What is required: Find each line with the word "PRECIPITATION" and copy it.

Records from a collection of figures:
◆ ◆ ◆

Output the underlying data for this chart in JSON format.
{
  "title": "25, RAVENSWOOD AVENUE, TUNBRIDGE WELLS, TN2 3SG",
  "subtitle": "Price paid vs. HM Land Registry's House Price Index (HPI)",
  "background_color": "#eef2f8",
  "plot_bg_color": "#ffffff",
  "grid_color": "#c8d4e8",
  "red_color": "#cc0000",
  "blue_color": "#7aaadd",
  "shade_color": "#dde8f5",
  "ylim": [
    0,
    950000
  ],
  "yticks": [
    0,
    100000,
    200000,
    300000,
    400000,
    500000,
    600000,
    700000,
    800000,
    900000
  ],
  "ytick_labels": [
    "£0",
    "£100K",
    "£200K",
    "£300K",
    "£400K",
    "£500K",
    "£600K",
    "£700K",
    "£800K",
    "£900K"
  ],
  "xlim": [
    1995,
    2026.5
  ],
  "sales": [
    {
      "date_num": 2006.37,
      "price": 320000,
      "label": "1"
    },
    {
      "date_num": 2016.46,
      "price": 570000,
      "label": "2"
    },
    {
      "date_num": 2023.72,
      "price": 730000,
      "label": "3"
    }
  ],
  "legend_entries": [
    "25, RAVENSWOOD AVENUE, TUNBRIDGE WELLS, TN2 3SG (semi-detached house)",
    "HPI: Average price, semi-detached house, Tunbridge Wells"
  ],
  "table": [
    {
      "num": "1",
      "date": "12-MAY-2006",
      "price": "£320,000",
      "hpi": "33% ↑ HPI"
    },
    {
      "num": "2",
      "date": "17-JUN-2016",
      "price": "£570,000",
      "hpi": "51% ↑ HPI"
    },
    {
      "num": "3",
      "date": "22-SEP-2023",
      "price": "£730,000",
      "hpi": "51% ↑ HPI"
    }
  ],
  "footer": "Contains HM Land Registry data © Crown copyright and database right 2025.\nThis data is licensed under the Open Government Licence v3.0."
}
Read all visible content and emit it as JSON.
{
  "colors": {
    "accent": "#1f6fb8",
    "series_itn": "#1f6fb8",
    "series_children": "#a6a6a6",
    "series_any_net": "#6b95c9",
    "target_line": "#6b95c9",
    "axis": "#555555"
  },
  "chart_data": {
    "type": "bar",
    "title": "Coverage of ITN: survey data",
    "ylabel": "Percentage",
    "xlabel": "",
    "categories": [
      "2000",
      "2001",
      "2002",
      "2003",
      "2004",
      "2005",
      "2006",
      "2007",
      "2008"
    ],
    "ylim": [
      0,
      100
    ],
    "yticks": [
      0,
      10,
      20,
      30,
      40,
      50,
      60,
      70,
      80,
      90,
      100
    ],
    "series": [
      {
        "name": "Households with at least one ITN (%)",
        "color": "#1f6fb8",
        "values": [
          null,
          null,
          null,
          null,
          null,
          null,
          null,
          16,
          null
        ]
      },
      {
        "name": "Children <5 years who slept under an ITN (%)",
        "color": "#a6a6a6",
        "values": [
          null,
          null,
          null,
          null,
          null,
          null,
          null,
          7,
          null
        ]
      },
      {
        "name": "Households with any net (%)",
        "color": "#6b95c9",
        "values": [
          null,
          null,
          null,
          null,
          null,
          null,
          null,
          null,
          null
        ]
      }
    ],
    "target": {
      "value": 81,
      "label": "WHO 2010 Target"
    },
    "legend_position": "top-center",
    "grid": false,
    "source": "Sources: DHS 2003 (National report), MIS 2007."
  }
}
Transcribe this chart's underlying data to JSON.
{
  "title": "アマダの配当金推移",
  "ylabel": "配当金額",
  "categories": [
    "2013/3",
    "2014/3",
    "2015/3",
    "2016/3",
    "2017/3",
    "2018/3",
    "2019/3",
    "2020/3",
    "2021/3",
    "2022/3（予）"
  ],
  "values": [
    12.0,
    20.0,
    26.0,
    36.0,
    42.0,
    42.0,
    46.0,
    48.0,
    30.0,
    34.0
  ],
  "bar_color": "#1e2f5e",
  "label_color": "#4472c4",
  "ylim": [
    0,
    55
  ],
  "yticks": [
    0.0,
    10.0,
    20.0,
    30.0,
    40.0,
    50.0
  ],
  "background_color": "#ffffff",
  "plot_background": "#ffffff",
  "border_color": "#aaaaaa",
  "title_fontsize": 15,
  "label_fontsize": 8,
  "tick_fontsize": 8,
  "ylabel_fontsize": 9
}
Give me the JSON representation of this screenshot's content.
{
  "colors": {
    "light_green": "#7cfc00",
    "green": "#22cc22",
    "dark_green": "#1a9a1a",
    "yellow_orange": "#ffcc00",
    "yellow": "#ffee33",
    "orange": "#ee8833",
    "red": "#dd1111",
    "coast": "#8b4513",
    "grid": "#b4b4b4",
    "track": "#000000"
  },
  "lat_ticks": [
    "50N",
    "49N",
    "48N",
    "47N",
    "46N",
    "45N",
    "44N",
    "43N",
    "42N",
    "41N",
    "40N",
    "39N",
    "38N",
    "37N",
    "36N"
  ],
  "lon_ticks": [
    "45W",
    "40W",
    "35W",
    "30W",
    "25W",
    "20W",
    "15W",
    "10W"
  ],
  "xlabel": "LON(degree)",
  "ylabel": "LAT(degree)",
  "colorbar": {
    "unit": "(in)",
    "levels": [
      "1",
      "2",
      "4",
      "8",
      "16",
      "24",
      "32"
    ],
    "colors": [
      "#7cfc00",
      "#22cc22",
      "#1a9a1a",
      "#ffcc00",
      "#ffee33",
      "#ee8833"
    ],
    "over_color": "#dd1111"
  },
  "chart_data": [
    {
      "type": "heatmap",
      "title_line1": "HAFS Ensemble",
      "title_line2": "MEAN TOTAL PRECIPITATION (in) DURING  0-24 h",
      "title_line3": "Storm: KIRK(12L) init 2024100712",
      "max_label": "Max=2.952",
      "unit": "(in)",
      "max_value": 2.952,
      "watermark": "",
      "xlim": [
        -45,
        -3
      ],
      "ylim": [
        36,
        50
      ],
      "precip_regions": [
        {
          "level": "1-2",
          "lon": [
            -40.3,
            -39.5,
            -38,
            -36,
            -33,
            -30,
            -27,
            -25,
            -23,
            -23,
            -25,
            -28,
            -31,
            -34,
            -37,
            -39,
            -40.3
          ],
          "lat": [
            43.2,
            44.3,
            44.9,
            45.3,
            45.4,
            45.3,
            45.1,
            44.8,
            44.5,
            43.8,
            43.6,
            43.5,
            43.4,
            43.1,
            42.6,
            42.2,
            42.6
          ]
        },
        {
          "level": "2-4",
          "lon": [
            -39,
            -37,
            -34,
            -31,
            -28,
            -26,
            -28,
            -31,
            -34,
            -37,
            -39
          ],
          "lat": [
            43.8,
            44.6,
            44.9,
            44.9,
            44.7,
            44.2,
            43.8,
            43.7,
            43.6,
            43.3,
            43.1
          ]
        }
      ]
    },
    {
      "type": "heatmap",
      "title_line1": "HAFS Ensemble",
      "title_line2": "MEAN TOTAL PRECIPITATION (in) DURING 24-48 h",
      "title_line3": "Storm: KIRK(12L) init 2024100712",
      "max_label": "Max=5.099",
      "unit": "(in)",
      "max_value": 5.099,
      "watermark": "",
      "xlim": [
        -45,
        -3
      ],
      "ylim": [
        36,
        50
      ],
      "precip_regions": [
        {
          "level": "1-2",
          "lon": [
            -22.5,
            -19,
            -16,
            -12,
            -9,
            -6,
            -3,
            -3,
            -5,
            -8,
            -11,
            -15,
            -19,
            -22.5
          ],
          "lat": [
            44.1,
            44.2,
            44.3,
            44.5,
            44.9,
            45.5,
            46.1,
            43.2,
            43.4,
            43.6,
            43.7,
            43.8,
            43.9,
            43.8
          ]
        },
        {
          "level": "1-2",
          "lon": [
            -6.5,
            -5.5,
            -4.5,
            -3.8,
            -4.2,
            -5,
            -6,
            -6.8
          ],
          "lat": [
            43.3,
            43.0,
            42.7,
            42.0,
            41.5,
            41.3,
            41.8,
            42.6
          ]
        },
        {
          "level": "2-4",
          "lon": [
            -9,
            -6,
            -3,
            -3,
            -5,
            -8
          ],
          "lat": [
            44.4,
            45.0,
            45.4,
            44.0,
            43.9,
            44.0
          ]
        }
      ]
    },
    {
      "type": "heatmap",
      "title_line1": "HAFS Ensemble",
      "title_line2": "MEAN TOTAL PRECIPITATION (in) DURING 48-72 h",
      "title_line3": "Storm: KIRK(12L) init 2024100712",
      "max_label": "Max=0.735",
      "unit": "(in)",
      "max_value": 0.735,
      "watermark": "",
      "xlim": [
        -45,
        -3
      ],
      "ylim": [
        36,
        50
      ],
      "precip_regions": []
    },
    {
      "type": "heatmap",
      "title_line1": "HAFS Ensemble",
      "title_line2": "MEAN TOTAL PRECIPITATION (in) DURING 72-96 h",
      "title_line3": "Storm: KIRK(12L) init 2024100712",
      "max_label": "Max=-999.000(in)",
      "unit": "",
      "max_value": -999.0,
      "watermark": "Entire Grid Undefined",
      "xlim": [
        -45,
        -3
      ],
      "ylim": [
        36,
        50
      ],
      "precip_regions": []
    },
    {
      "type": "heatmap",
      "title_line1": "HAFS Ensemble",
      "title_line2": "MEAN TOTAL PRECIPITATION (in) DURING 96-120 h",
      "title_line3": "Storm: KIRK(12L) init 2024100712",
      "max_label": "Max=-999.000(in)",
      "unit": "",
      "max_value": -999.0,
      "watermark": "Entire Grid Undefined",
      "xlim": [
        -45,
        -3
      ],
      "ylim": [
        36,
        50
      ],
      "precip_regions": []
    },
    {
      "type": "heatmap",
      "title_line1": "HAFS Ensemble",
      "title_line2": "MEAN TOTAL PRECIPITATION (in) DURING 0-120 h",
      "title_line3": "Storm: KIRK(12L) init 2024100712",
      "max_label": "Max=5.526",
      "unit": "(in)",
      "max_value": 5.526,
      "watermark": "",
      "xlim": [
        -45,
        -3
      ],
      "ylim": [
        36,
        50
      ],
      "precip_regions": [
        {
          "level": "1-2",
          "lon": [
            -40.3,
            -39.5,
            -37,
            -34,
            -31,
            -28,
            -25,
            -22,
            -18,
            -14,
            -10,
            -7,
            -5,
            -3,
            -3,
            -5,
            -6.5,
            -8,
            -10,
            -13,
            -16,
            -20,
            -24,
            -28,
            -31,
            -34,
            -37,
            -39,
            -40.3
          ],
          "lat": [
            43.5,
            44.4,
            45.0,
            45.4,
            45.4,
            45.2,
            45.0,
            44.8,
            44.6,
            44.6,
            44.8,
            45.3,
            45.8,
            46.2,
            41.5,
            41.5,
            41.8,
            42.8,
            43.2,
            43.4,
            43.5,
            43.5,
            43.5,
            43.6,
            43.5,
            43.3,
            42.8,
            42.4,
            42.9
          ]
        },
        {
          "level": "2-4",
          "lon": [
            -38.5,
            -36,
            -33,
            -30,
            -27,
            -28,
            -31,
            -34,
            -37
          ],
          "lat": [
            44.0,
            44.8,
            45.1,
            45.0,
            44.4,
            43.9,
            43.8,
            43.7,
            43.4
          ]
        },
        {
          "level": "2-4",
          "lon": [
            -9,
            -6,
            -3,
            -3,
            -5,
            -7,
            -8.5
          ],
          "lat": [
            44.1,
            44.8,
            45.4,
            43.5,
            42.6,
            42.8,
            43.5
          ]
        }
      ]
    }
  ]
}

◆ ◆ ◆

Correct response:
      "title_line2": "MEAN TOTAL PRECIPITATION (in) DURING  0-24 h",
      "title_line2": "MEAN TOTAL PRECIPITATION (in) DURING 24-48 h",
      "title_line2": "MEAN TOTAL PRECIPITATION (in) DURING 48-72 h",
      "title_line2": "MEAN TOTAL PRECIPITATION (in) DURING 72-96 h",
      "title_line2": "MEAN TOTAL PRECIPITATION (in) DURING 96-120 h",
      "title_line2": "MEAN TOTAL PRECIPITATION (in) DURING 0-120 h",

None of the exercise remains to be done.